**What the task asks:** Copy each line exactly. Drop every picture.

**Provided entries:**
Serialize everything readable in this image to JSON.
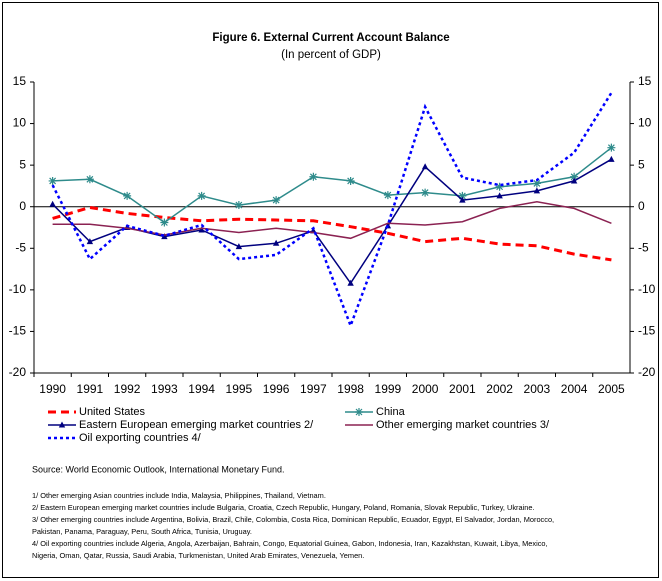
{
  "chart_data": {
    "type": "line",
    "title": "Figure 6. External Current Account Balance",
    "subtitle": "(In percent of GDP)",
    "categories": [
      "1990",
      "1991",
      "1992",
      "1993",
      "1994",
      "1995",
      "1996",
      "1997",
      "1998",
      "1999",
      "2000",
      "2001",
      "2002",
      "2003",
      "2004",
      "2005"
    ],
    "series": [
      {
        "name": "United States",
        "color": "#ff0000",
        "style": "dashed",
        "values": [
          -1.4,
          -0.1,
          -0.8,
          -1.3,
          -1.7,
          -1.5,
          -1.6,
          -1.7,
          -2.4,
          -3.2,
          -4.2,
          -3.8,
          -4.5,
          -4.7,
          -5.7,
          -6.4
        ]
      },
      {
        "name": "China",
        "color": "#2e8b8b",
        "style": "solid",
        "marker": "star",
        "values": [
          3.1,
          3.3,
          1.3,
          -1.9,
          1.3,
          0.2,
          0.8,
          3.6,
          3.1,
          1.4,
          1.7,
          1.3,
          2.4,
          2.8,
          3.6,
          7.1
        ]
      },
      {
        "name": "Eastern European emerging market countries 2/",
        "color": "#00007f",
        "style": "solid",
        "marker": "triangle",
        "values": [
          0.3,
          -4.2,
          -2.5,
          -3.6,
          -2.8,
          -4.8,
          -4.4,
          -2.9,
          -9.2,
          -2.3,
          4.8,
          0.8,
          1.3,
          1.9,
          3.1,
          5.7
        ]
      },
      {
        "name": "Other emerging market countries 3/",
        "color": "#8b2252",
        "style": "solid",
        "values": [
          -2.1,
          -2.1,
          -2.6,
          -3.4,
          -2.6,
          -3.1,
          -2.6,
          -3.1,
          -3.8,
          -2.0,
          -2.2,
          -1.8,
          -0.2,
          0.6,
          -0.2,
          -2.0
        ]
      },
      {
        "name": "Oil exporting countries 4/",
        "color": "#0000ff",
        "style": "dotted",
        "values": [
          2.6,
          -6.3,
          -2.3,
          -3.5,
          -2.2,
          -6.3,
          -5.8,
          -2.6,
          -14.3,
          -2.2,
          12.0,
          3.5,
          2.6,
          3.2,
          6.5,
          13.7
        ]
      }
    ],
    "ylim": [
      -20,
      15
    ],
    "yticks": [
      -20,
      -15,
      -10,
      -5,
      0,
      5,
      10,
      15
    ],
    "y2lim": [
      -20,
      15
    ],
    "y2ticks": [
      -20,
      -15,
      -10,
      -5,
      0,
      5,
      10,
      15
    ],
    "grid": false,
    "source": "Source: World Economic Outlook, International Monetary Fund.",
    "notes": [
      "1/ Other emerging Asian countries include India, Malaysia, Philippines, Thailand, Vietnam.",
      "2/ Eastern European emerging market countries include Bulgaria, Croatia, Czech Republic, Hungary, Poland, Romania, Slovak Republic, Turkey, Ukraine.",
      "3/ Other emerging countries include Argentina, Bolivia, Brazil, Chile, Colombia, Costa Rica, Dominican Republic, Ecuador, Egypt, El Salvador, Jordan, Morocco,",
      "Pakistan, Panama, Paraguay, Peru, South Africa, Tunisia, Uruguay.",
      "4/ Oil exporting countries include Algeria, Angola, Azerbaijan, Bahrain, Congo, Equatorial Guinea, Gabon, Indonesia, Iran, Kazakhstan, Kuwait, Libya, Mexico,",
      "Nigeria, Oman, Qatar, Russia, Saudi Arabia, Turkmenistan, United Arab Emirates, Venezuela, Yemen."
    ]
  }
}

**Final answer:**
Serialize everything readable in this image to JSON.
{
  "chart_data": {
    "type": "line",
    "title": "Figure 6. External Current Account Balance",
    "subtitle": "(In percent of GDP)",
    "categories": [
      "1990",
      "1991",
      "1992",
      "1993",
      "1994",
      "1995",
      "1996",
      "1997",
      "1998",
      "1999",
      "2000",
      "2001",
      "2002",
      "2003",
      "2004",
      "2005"
    ],
    "series": [
      {
        "name": "United States",
        "color": "#ff0000",
        "style": "dashed",
        "values": [
          -1.4,
          -0.1,
          -0.8,
          -1.3,
          -1.7,
          -1.5,
          -1.6,
          -1.7,
          -2.4,
          -3.2,
          -4.2,
          -3.8,
          -4.5,
          -4.7,
          -5.7,
          -6.4
        ]
      },
      {
        "name": "China",
        "color": "#2e8b8b",
        "style": "solid",
        "marker": "star",
        "values": [
          3.1,
          3.3,
          1.3,
          -1.9,
          1.3,
          0.2,
          0.8,
          3.6,
          3.1,
          1.4,
          1.7,
          1.3,
          2.4,
          2.8,
          3.6,
          7.1
        ]
      },
      {
        "name": "Eastern European emerging market countries 2/",
        "color": "#00007f",
        "style": "solid",
        "marker": "triangle",
        "values": [
          0.3,
          -4.2,
          -2.5,
          -3.6,
          -2.8,
          -4.8,
          -4.4,
          -2.9,
          -9.2,
          -2.3,
          4.8,
          0.8,
          1.3,
          1.9,
          3.1,
          5.7
        ]
      },
      {
        "name": "Other emerging market countries 3/",
        "color": "#8b2252",
        "style": "solid",
        "values": [
          -2.1,
          -2.1,
          -2.6,
          -3.4,
          -2.6,
          -3.1,
          -2.6,
          -3.1,
          -3.8,
          -2.0,
          -2.2,
          -1.8,
          -0.2,
          0.6,
          -0.2,
          -2.0
        ]
      },
      {
        "name": "Oil exporting countries 4/",
        "color": "#0000ff",
        "style": "dotted",
        "values": [
          2.6,
          -6.3,
          -2.3,
          -3.5,
          -2.2,
          -6.3,
          -5.8,
          -2.6,
          -14.3,
          -2.2,
          12.0,
          3.5,
          2.6,
          3.2,
          6.5,
          13.7
        ]
      }
    ],
    "ylim": [
      -20,
      15
    ],
    "yticks": [
      -20,
      -15,
      -10,
      -5,
      0,
      5,
      10,
      15
    ],
    "y2lim": [
      -20,
      15
    ],
    "y2ticks": [
      -20,
      -15,
      -10,
      -5,
      0,
      5,
      10,
      15
    ],
    "grid": false,
    "source": "Source: World Economic Outlook, International Monetary Fund.",
    "notes": [
      "1/ Other emerging Asian countries include India, Malaysia, Philippines, Thailand, Vietnam.",
      "2/ Eastern European emerging market countries include Bulgaria, Croatia, Czech Republic, Hungary, Poland, Romania, Slovak Republic, Turkey, Ukraine.",
      "3/ Other emerging countries include Argentina, Bolivia, Brazil, Chile, Colombia, Costa Rica, Dominican Republic, Ecuador, Egypt, El Salvador, Jordan, Morocco,",
      "Pakistan, Panama, Paraguay, Peru, South Africa, Tunisia, Uruguay.",
      "4/ Oil exporting countries include Algeria, Angola, Azerbaijan, Bahrain, Congo, Equatorial Guinea, Gabon, Indonesia, Iran, Kazakhstan, Kuwait, Libya, Mexico,",
      "Nigeria, Oman, Qatar, Russia, Saudi Arabia, Turkmenistan, United Arab Emirates, Venezuela, Yemen."
    ]
  }
}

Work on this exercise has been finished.